WORK TO DO: Please output every line of the material as it stands, without the pictures.

━━━ MATERIAL FOR THE TASK

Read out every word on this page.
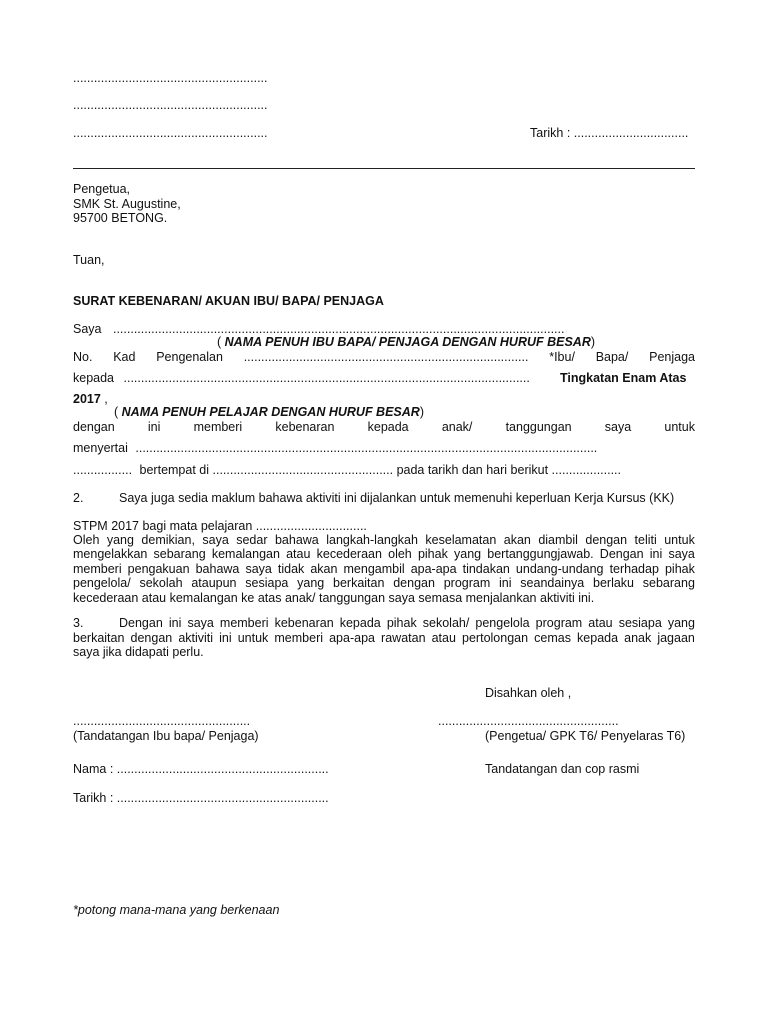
........................................................
........................................................
........................................................	Tarikh : .................................
Pengetua,
SMK St. Augustine,
95700 BETONG.
Tuan,
SURAT KEBENARAN/ AKUAN IBU/ BAPA/ PENJAGA
Saya ..................................................................................................................................
( NAMA PENUH IBU BAPA/ PENJAGA DENGAN HURUF BESAR)
No. Kad Pengenalan .................................................................................. *Ibu/ Bapa/ Penjaga
kepada ..................................................................................................................... Tingkatan Enam Atas
2017 ,
( NAMA PENUH PELAJAR DENGAN HURUF BESAR)
dengan	ini	memberi	kebenaran	kepada	anak/	tanggungan	saya	untuk
menyertai .....................................................................................................................................
................. bertempat di .................................................... pada tarikh dan hari berikut ....................
2.	Saya juga sedia maklum bahawa aktiviti ini dijalankan untuk memenuhi keperluan Kerja Kursus (KK)
STPM 2017 bagi mata pelajaran ................................
Oleh yang demikian, saya sedar bahawa langkah-langkah keselamatan akan diambil dengan teliti untuk
mengelakkan sebarang kemalangan atau kecederaan oleh pihak yang bertanggungjawab. Dengan ini saya
memberi pengakuan bahawa saya tidak akan mengambil apa-apa tindakan undang-undang terhadap pihak
pengelola/ sekolah ataupun sesiapa yang berkaitan dengan program ini seandainya berlaku sebarang
kecederaan atau kemalangan ke atas anak/ tanggungan saya semasa menjalankan aktiviti ini.
3.	Dengan ini saya memberi kebenaran kepada pihak sekolah/ pengelola program atau sesiapa yang
berkaitan dengan aktiviti ini untuk memberi apa-apa rawatan atau pertolongan cemas kepada anak jagaan
saya jika didapati perlu.
Disahkan oleh ,
...................................................
(Tandatangan Ibu bapa/ Penjaga)
....................................................
(Pengetua/ GPK T6/ Penyelaras T6)
Nama : .............................................................	Tandatangan dan cop rasmi
Tarikh : .............................................................
*potong mana-mana yang berkenaan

━━━━━━

RESPONSE TO THIS TASK:
Read out every word on this page.
........................................................
........................................................
........................................................	Tarikh : .................................
Pengetua,
SMK St. Augustine,
95700 BETONG.
Tuan,
SURAT KEBENARAN/ AKUAN IBU/ BAPA/ PENJAGA
Saya ..................................................................................................................................
( NAMA PENUH IBU BAPA/ PENJAGA DENGAN HURUF BESAR)
No. Kad Pengenalan .................................................................................. *Ibu/ Bapa/ Penjaga
kepada ..................................................................................................................... Tingkatan Enam Atas
2017 ,
( NAMA PENUH PELAJAR DENGAN HURUF BESAR)
dengan	ini	memberi	kebenaran	kepada	anak/	tanggungan	saya	untuk
menyertai .....................................................................................................................................
................. bertempat di .................................................... pada tarikh dan hari berikut ....................
2.	Saya juga sedia maklum bahawa aktiviti ini dijalankan untuk memenuhi keperluan Kerja Kursus (KK)
STPM 2017 bagi mata pelajaran ................................
Oleh yang demikian, saya sedar bahawa langkah-langkah keselamatan akan diambil dengan teliti untuk
mengelakkan sebarang kemalangan atau kecederaan oleh pihak yang bertanggungjawab. Dengan ini saya
memberi pengakuan bahawa saya tidak akan mengambil apa-apa tindakan undang-undang terhadap pihak
pengelola/ sekolah ataupun sesiapa yang berkaitan dengan program ini seandainya berlaku sebarang
kecederaan atau kemalangan ke atas anak/ tanggungan saya semasa menjalankan aktiviti ini.
3.	Dengan ini saya memberi kebenaran kepada pihak sekolah/ pengelola program atau sesiapa yang
berkaitan dengan aktiviti ini untuk memberi apa-apa rawatan atau pertolongan cemas kepada anak jagaan
saya jika didapati perlu.
Disahkan oleh ,
...................................................
(Tandatangan Ibu bapa/ Penjaga)
....................................................
(Pengetua/ GPK T6/ Penyelaras T6)
Nama : .............................................................	Tandatangan dan cop rasmi
Tarikh : .............................................................
*potong mana-mana yang berkenaan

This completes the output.